[Items listed in a dataset]
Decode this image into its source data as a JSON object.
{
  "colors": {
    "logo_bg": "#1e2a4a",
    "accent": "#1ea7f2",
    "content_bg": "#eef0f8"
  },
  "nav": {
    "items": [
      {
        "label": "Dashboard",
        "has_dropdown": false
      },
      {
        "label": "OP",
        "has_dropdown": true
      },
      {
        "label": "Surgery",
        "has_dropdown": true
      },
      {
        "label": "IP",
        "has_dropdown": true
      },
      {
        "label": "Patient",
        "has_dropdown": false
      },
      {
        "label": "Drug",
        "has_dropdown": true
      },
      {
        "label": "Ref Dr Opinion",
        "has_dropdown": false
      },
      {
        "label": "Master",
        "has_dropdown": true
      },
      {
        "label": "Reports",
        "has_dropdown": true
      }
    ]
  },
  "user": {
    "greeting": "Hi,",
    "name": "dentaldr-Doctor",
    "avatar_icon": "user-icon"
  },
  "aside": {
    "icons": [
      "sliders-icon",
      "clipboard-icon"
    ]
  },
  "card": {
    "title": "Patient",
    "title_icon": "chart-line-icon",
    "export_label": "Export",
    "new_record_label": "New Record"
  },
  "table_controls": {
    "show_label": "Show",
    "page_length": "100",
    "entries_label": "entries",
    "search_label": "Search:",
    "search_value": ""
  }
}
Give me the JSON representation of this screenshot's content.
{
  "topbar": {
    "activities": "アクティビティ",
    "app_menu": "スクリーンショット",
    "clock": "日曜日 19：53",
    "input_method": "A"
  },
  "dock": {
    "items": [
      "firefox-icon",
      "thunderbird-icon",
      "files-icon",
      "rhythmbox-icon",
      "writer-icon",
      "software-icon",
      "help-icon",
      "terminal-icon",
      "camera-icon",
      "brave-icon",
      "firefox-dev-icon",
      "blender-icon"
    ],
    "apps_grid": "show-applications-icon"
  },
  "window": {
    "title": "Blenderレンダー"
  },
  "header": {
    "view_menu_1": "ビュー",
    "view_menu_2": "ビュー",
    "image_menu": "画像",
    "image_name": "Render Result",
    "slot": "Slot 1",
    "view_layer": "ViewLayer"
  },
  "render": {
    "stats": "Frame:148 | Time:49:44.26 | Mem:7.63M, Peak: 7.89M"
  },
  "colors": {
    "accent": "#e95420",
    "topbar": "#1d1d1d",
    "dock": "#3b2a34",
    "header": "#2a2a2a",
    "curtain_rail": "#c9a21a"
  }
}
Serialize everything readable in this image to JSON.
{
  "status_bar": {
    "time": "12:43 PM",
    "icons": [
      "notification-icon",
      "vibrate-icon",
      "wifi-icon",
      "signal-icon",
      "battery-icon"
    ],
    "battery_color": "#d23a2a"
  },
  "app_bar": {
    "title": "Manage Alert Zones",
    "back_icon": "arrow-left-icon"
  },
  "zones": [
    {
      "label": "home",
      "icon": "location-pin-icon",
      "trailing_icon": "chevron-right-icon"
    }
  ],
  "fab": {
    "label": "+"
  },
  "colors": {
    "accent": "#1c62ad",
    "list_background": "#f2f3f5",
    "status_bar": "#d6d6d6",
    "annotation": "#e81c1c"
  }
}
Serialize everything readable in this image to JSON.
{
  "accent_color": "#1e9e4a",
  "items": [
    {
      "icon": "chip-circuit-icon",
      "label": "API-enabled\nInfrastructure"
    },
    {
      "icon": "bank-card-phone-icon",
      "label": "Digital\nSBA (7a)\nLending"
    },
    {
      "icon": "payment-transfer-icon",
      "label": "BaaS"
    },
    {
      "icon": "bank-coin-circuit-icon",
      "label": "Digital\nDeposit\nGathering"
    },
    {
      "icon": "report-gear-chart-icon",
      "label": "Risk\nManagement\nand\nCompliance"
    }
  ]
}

▸ WRITTEN PROBLEM
From the records above, please extract every line and repeat it exactly.

▸ SOLVED EXERCISE
Decode this image into its source data as a JSON object.
{
  "colors": {
    "logo_bg": "#1e2a4a",
    "accent": "#1ea7f2",
    "content_bg": "#eef0f8"
  },
  "nav": {
    "items": [
      {
        "label": "Dashboard",
        "has_dropdown": false
      },
      {
        "label": "OP",
        "has_dropdown": true
      },
      {
        "label": "Surgery",
        "has_dropdown": true
      },
      {
        "label": "IP",
        "has_dropdown": true
      },
      {
        "label": "Patient",
        "has_dropdown": false
      },
      {
        "label": "Drug",
        "has_dropdown": true
      },
      {
        "label": "Ref Dr Opinion",
        "has_dropdown": false
      },
      {
        "label": "Master",
        "has_dropdown": true
      },
      {
        "label": "Reports",
        "has_dropdown": true
      }
    ]
  },
  "user": {
    "greeting": "Hi,",
    "name": "dentaldr-Doctor",
    "avatar_icon": "user-icon"
  },
  "aside": {
    "icons": [
      "sliders-icon",
      "clipboard-icon"
    ]
  },
  "card": {
    "title": "Patient",
    "title_icon": "chart-line-icon",
    "export_label": "Export",
    "new_record_label": "New Record"
  },
  "table_controls": {
    "show_label": "Show",
    "page_length": "100",
    "entries_label": "entries",
    "search_label": "Search:",
    "search_value": ""
  }
}
Give me the JSON representation of this screenshot's content.
{
  "topbar": {
    "activities": "アクティビティ",
    "app_menu": "スクリーンショット",
    "clock": "日曜日 19：53",
    "input_method": "A"
  },
  "dock": {
    "items": [
      "firefox-icon",
      "thunderbird-icon",
      "files-icon",
      "rhythmbox-icon",
      "writer-icon",
      "software-icon",
      "help-icon",
      "terminal-icon",
      "camera-icon",
      "brave-icon",
      "firefox-dev-icon",
      "blender-icon"
    ],
    "apps_grid": "show-applications-icon"
  },
  "window": {
    "title": "Blenderレンダー"
  },
  "header": {
    "view_menu_1": "ビュー",
    "view_menu_2": "ビュー",
    "image_menu": "画像",
    "image_name": "Render Result",
    "slot": "Slot 1",
    "view_layer": "ViewLayer"
  },
  "render": {
    "stats": "Frame:148 | Time:49:44.26 | Mem:7.63M, Peak: 7.89M"
  },
  "colors": {
    "accent": "#e95420",
    "topbar": "#1d1d1d",
    "dock": "#3b2a34",
    "header": "#2a2a2a",
    "curtain_rail": "#c9a21a"
  }
}
Serialize everything readable in this image to JSON.
{
  "status_bar": {
    "time": "12:43 PM",
    "icons": [
      "notification-icon",
      "vibrate-icon",
      "wifi-icon",
      "signal-icon",
      "battery-icon"
    ],
    "battery_color": "#d23a2a"
  },
  "app_bar": {
    "title": "Manage Alert Zones",
    "back_icon": "arrow-left-icon"
  },
  "zones": [
    {
      "label": "home",
      "icon": "location-pin-icon",
      "trailing_icon": "chevron-right-icon"
    }
  ],
  "fab": {
    "label": "+"
  },
  "colors": {
    "accent": "#1c62ad",
    "list_background": "#f2f3f5",
    "status_bar": "#d6d6d6",
    "annotation": "#e81c1c"
  }
}
Serialize everything readable in this image to JSON.
{
  "accent_color": "#1e9e4a",
  "items": [
    {
      "icon": "chip-circuit-icon",
      "label": "API-enabled\nInfrastructure"
    },
    {
      "icon": "bank-card-phone-icon",
      "label": "Digital\nSBA (7a)\nLending"
    },
    {
      "icon": "payment-transfer-icon",
      "label": "BaaS"
    },
    {
      "icon": "bank-coin-circuit-icon",
      "label": "Digital\nDeposit\nGathering"
    },
    {
      "icon": "report-gear-chart-icon",
      "label": "Risk\nManagement\nand\nCompliance"
    }
  ]
}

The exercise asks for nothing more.